GIVEN REQUEST
Rewrite the listing below with "pixel coordinates" changed to "screen coordinates" and everything else left as it is. Leave out the pictures.

RECORDS SUPPLIED
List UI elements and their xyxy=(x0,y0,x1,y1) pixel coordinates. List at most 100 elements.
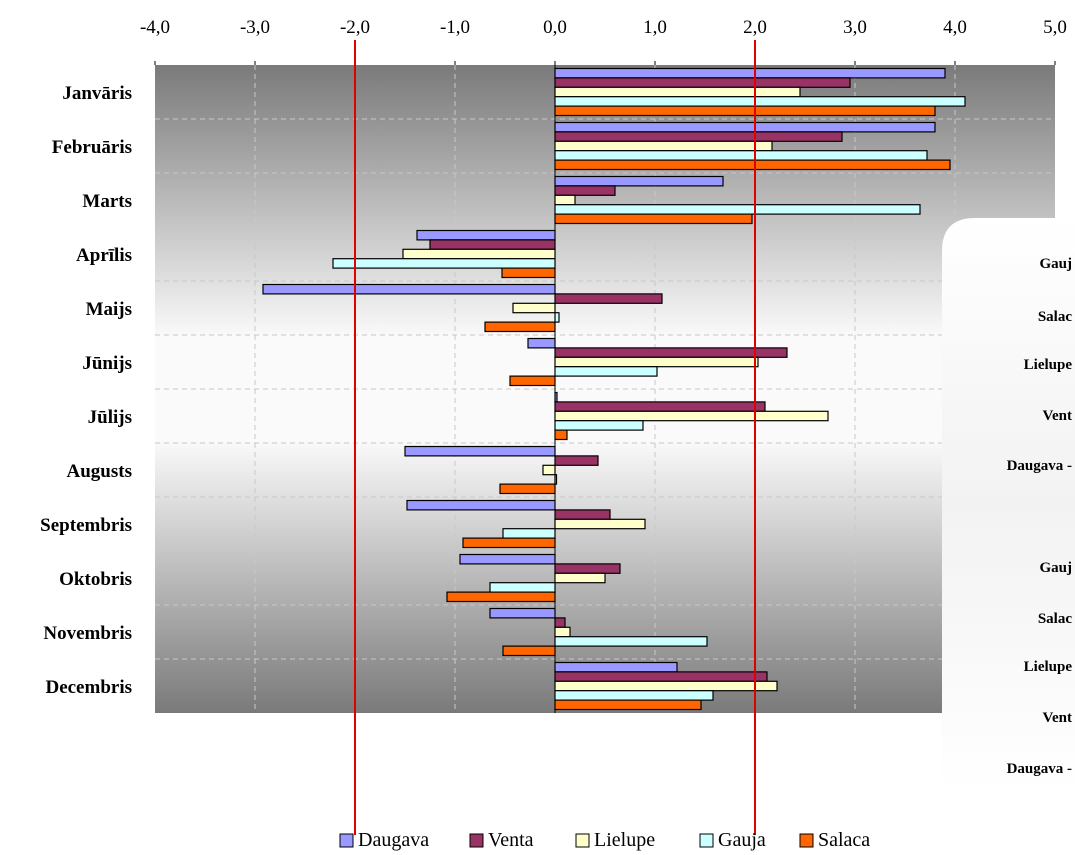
bar-venta-8 xyxy=(554,509,611,520)
bar-gauja-2 xyxy=(554,204,921,215)
bar-daugava-2 xyxy=(554,175,724,187)
bar-gauja-3 xyxy=(332,258,556,269)
x-tick-label: 5,0 xyxy=(1043,17,1067,38)
bar-gauja-5 xyxy=(554,366,658,377)
x-tick-label: -3,0 xyxy=(240,17,270,38)
bar-salaca-8 xyxy=(462,537,556,549)
bar-salaca-0 xyxy=(554,105,936,117)
side-panel-label: Lielupe xyxy=(1024,659,1073,675)
bar-lielupe-0 xyxy=(554,86,801,98)
x-tick-label: 1,0 xyxy=(643,17,667,38)
legend-swatch-daugava xyxy=(339,833,354,848)
bar-daugava-4 xyxy=(262,283,556,295)
category-label: Jūnijs xyxy=(82,353,132,374)
side-panel-label: Gauj xyxy=(1039,256,1072,272)
bar-lielupe-6 xyxy=(554,410,829,422)
bar-daugava-1 xyxy=(554,121,936,133)
legend-swatch-salaca xyxy=(799,833,814,848)
category-label: Oktobris xyxy=(59,569,132,590)
category-label: Marts xyxy=(82,191,132,212)
x-tick-label: -4,0 xyxy=(140,17,170,38)
bar-lielupe-8 xyxy=(554,518,646,530)
bar-venta-5 xyxy=(554,347,788,358)
legend-swatch-lielupe xyxy=(575,833,590,848)
bar-daugava-0 xyxy=(554,67,946,79)
bar-venta-9 xyxy=(554,563,621,574)
side-panel-label: Daugava - xyxy=(1007,458,1072,474)
bar-venta-6 xyxy=(554,401,766,412)
bar-salaca-4 xyxy=(484,321,556,333)
x-tick-label: -1,0 xyxy=(440,17,470,38)
legend-label-lielupe: Lielupe xyxy=(594,829,655,851)
bar-venta-2 xyxy=(554,185,616,196)
bar-gauja-10 xyxy=(554,636,708,647)
side-panel-label: Gauj xyxy=(1039,560,1072,576)
category-label: Jūlijs xyxy=(88,407,132,428)
side-panel-label: Vent xyxy=(1043,710,1072,726)
bar-gauja-6 xyxy=(554,420,644,431)
x-tick-label: 0,0 xyxy=(543,17,567,38)
legend-label-venta: Venta xyxy=(488,829,534,851)
bar-lielupe-10 xyxy=(554,626,571,638)
x-tick-labels: -4,0 -3,0 -2,0 -1,0 0,0 1,0 2,0 3,0 4,0 5,0 xyxy=(140,17,1067,38)
side-panel-label: Vent xyxy=(1043,408,1072,424)
category-label: Janvāris xyxy=(62,83,132,104)
side-panel-label: Lielupe xyxy=(1024,357,1073,373)
bar-venta-10 xyxy=(554,617,566,628)
bar-venta-3 xyxy=(429,239,556,250)
bar-gauja-0 xyxy=(554,96,966,107)
bar-venta-0 xyxy=(554,77,851,88)
bar-daugava-5 xyxy=(527,337,556,349)
legend: Daugava Venta Lielupe Gauja Salaca xyxy=(339,829,870,851)
x-tick-label: 4,0 xyxy=(943,17,967,38)
category-label: Augusts xyxy=(67,461,132,482)
legend-label-salaca: Salaca xyxy=(818,829,870,851)
side-panel-label: Daugava - xyxy=(1007,761,1072,777)
bar-lielupe-3 xyxy=(402,248,556,260)
category-label: Aprīlis xyxy=(76,245,132,266)
bar-lielupe-5 xyxy=(554,356,759,368)
category-label: Februāris xyxy=(52,137,132,158)
bar-gauja-4 xyxy=(554,312,560,323)
bar-venta-11 xyxy=(554,671,768,682)
bar-venta-4 xyxy=(554,293,663,304)
bar-salaca-3 xyxy=(501,267,556,279)
side-panel xyxy=(942,218,1075,790)
bar-daugava-10 xyxy=(489,607,556,619)
bar-salaca-7 xyxy=(499,483,556,495)
side-panel-label: Salac xyxy=(1038,309,1073,325)
bar-lielupe-9 xyxy=(554,572,606,584)
bar-salaca-1 xyxy=(554,159,951,171)
bar-venta-7 xyxy=(554,455,599,466)
x-tick-label: 3,0 xyxy=(843,17,867,38)
bar-daugava-7 xyxy=(404,445,556,457)
x-tick-label: -2,0 xyxy=(340,17,370,38)
bar-lielupe-1 xyxy=(554,140,773,152)
grid-lines xyxy=(155,65,1055,713)
bar-gauja-11 xyxy=(554,690,714,701)
bar-gauja-8 xyxy=(502,528,556,539)
legend-label-daugava: Daugava xyxy=(358,829,429,851)
reference-lines xyxy=(354,40,756,835)
bar-salaca-11 xyxy=(554,699,702,711)
bar-daugava-3 xyxy=(416,229,556,241)
legend-swatch-venta xyxy=(469,833,484,848)
category-labels: Janvāris Februāris Marts Aprīlis Maijs Jūnijs… xyxy=(40,83,132,698)
side-panel-label: Salac xyxy=(1038,611,1073,627)
side-panel-labels: Gauj Salac Lielupe Vent Daugava - Gauj Salac Li… xyxy=(1007,256,1073,777)
bar-daugava-11 xyxy=(554,661,678,673)
category-label: Novembris xyxy=(43,623,132,644)
bar-salaca-6 xyxy=(554,429,568,441)
legend-swatch-gauja xyxy=(699,833,714,848)
legend-label-gauja: Gauja xyxy=(718,829,766,851)
bar-salaca-10 xyxy=(502,645,556,657)
bar-daugava-8 xyxy=(406,499,556,511)
bar-lielupe-4 xyxy=(512,302,556,314)
bar-daugava-9 xyxy=(459,553,556,565)
bar-lielupe-2 xyxy=(554,194,576,206)
bar-gauja-9 xyxy=(489,582,556,593)
bar-salaca-2 xyxy=(554,213,753,225)
bar-lielupe-7 xyxy=(542,464,556,476)
category-label: Maijs xyxy=(86,299,132,320)
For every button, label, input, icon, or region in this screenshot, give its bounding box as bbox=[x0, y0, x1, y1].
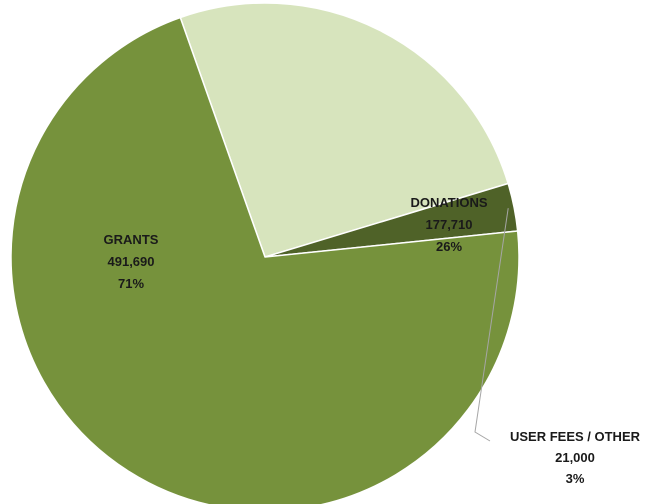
leader-line bbox=[474, 208, 509, 442]
data-label-user-fees-other-value: 21,000 bbox=[555, 450, 595, 465]
pie-slice-grants bbox=[10, 16, 520, 504]
data-label-grants-category: GRANTS bbox=[104, 232, 159, 247]
data-label-donations-category: DONATIONS bbox=[410, 195, 487, 210]
pie-slice-donations bbox=[179, 2, 509, 258]
data-label-donations-percent: 26% bbox=[436, 239, 462, 254]
data-label-grants-percent: 71% bbox=[118, 276, 144, 291]
data-label-donations-value: 177,710 bbox=[426, 217, 473, 232]
data-label-grants-value: 491,690 bbox=[108, 254, 155, 269]
data-label-user-fees-other-category: USER FEES / OTHER bbox=[510, 429, 641, 444]
data-label-user-fees-other-percent: 3% bbox=[566, 471, 585, 486]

RESPONSE BELOW
List UI elements and their xyxy=(x0,y0,x1,y1) screen coordinates. List at most 100 elements.
bar-venta-8 xyxy=(554,509,611,520)
bar-gauja-2 xyxy=(554,204,921,215)
bar-daugava-2 xyxy=(554,175,724,187)
bar-gauja-3 xyxy=(332,258,556,269)
x-tick-label: 5,0 xyxy=(1043,17,1067,38)
bar-gauja-5 xyxy=(554,366,658,377)
x-tick-label: -3,0 xyxy=(240,17,270,38)
bar-salaca-8 xyxy=(462,537,556,549)
bar-salaca-0 xyxy=(554,105,936,117)
side-panel-label: Lielupe xyxy=(1024,659,1073,675)
bar-lielupe-0 xyxy=(554,86,801,98)
x-tick-label: 1,0 xyxy=(643,17,667,38)
legend-swatch-daugava xyxy=(339,833,354,848)
bar-daugava-4 xyxy=(262,283,556,295)
category-label: Jūnijs xyxy=(82,353,132,374)
side-panel-label: Gauj xyxy=(1039,256,1072,272)
bar-lielupe-6 xyxy=(554,410,829,422)
bar-daugava-1 xyxy=(554,121,936,133)
legend-swatch-salaca xyxy=(799,833,814,848)
category-label: Oktobris xyxy=(59,569,132,590)
category-label: Marts xyxy=(82,191,132,212)
x-tick-label: -4,0 xyxy=(140,17,170,38)
bar-lielupe-8 xyxy=(554,518,646,530)
bar-venta-5 xyxy=(554,347,788,358)
legend-swatch-lielupe xyxy=(575,833,590,848)
bar-daugava-0 xyxy=(554,67,946,79)
bar-venta-9 xyxy=(554,563,621,574)
side-panel-label: Daugava - xyxy=(1007,458,1072,474)
bar-venta-6 xyxy=(554,401,766,412)
bar-salaca-4 xyxy=(484,321,556,333)
x-tick-label: -1,0 xyxy=(440,17,470,38)
legend-label-lielupe: Lielupe xyxy=(594,829,655,851)
bar-venta-2 xyxy=(554,185,616,196)
bar-gauja-10 xyxy=(554,636,708,647)
side-panel-label: Gauj xyxy=(1039,560,1072,576)
category-label: Jūlijs xyxy=(88,407,132,428)
side-panel-label: Vent xyxy=(1043,710,1072,726)
bar-gauja-6 xyxy=(554,420,644,431)
x-tick-label: 0,0 xyxy=(543,17,567,38)
legend-label-venta: Venta xyxy=(488,829,534,851)
bar-lielupe-10 xyxy=(554,626,571,638)
x-tick-labels: -4,0 -3,0 -2,0 -1,0 0,0 1,0 2,0 3,0 4,0 5,0 xyxy=(140,17,1067,38)
side-panel-label: Vent xyxy=(1043,408,1072,424)
category-label: Janvāris xyxy=(62,83,132,104)
side-panel-label: Lielupe xyxy=(1024,357,1073,373)
bar-venta-10 xyxy=(554,617,566,628)
bar-venta-3 xyxy=(429,239,556,250)
bar-gauja-0 xyxy=(554,96,966,107)
bar-venta-0 xyxy=(554,77,851,88)
bar-daugava-5 xyxy=(527,337,556,349)
legend: Daugava Venta Lielupe Gauja Salaca xyxy=(339,829,870,851)
x-tick-label: 4,0 xyxy=(943,17,967,38)
category-label: Augusts xyxy=(67,461,132,482)
legend-label-salaca: Salaca xyxy=(818,829,870,851)
side-panel-label: Daugava - xyxy=(1007,761,1072,777)
bar-lielupe-3 xyxy=(402,248,556,260)
category-label: Aprīlis xyxy=(76,245,132,266)
bar-lielupe-5 xyxy=(554,356,759,368)
category-label: Februāris xyxy=(52,137,132,158)
bar-gauja-4 xyxy=(554,312,560,323)
bar-venta-11 xyxy=(554,671,768,682)
bar-venta-4 xyxy=(554,293,663,304)
bar-salaca-3 xyxy=(501,267,556,279)
side-panel xyxy=(942,218,1075,790)
bar-daugava-10 xyxy=(489,607,556,619)
bar-salaca-7 xyxy=(499,483,556,495)
side-panel-label: Salac xyxy=(1038,309,1073,325)
bar-lielupe-9 xyxy=(554,572,606,584)
bar-salaca-1 xyxy=(554,159,951,171)
bar-venta-7 xyxy=(554,455,599,466)
x-tick-label: 3,0 xyxy=(843,17,867,38)
bar-daugava-7 xyxy=(404,445,556,457)
x-tick-label: -2,0 xyxy=(340,17,370,38)
bar-lielupe-1 xyxy=(554,140,773,152)
grid-lines xyxy=(155,65,1055,713)
bar-gauja-11 xyxy=(554,690,714,701)
bar-gauja-8 xyxy=(502,528,556,539)
legend-label-daugava: Daugava xyxy=(358,829,429,851)
reference-lines xyxy=(354,40,756,835)
bar-salaca-11 xyxy=(554,699,702,711)
bar-daugava-3 xyxy=(416,229,556,241)
legend-swatch-venta xyxy=(469,833,484,848)
category-labels: Janvāris Februāris Marts Aprīlis Maijs Jūnijs… xyxy=(40,83,132,698)
side-panel-label: Salac xyxy=(1038,611,1073,627)
side-panel-labels: Gauj Salac Lielupe Vent Daugava - Gauj Salac Li… xyxy=(1007,256,1073,777)
bar-daugava-11 xyxy=(554,661,678,673)
category-label: Novembris xyxy=(43,623,132,644)
bar-salaca-6 xyxy=(554,429,568,441)
legend-swatch-gauja xyxy=(699,833,714,848)
legend-label-gauja: Gauja xyxy=(718,829,766,851)
bar-salaca-10 xyxy=(502,645,556,657)
bar-daugava-8 xyxy=(406,499,556,511)
bar-lielupe-4 xyxy=(512,302,556,314)
bar-daugava-9 xyxy=(459,553,556,565)
bar-lielupe-2 xyxy=(554,194,576,206)
bar-gauja-9 xyxy=(489,582,556,593)
bar-salaca-2 xyxy=(554,213,753,225)
bar-lielupe-7 xyxy=(542,464,556,476)
category-label: Maijs xyxy=(86,299,132,320)
For every button, label, input, icon, or region in this screenshot, give its bounding box as bbox=[x0, y0, x1, y1].
leader-line bbox=[474, 208, 509, 442]
data-label-user-fees-other-value: 21,000 bbox=[555, 450, 595, 465]
pie-slice-grants bbox=[10, 16, 520, 504]
data-label-grants-category: GRANTS bbox=[104, 232, 159, 247]
data-label-donations-category: DONATIONS bbox=[410, 195, 487, 210]
pie-slice-donations bbox=[179, 2, 509, 258]
data-label-donations-percent: 26% bbox=[436, 239, 462, 254]
data-label-grants-percent: 71% bbox=[118, 276, 144, 291]
data-label-donations-value: 177,710 bbox=[426, 217, 473, 232]
data-label-grants-value: 491,690 bbox=[108, 254, 155, 269]
data-label-user-fees-other-category: USER FEES / OTHER bbox=[510, 429, 641, 444]
data-label-user-fees-other-percent: 3% bbox=[566, 471, 585, 486]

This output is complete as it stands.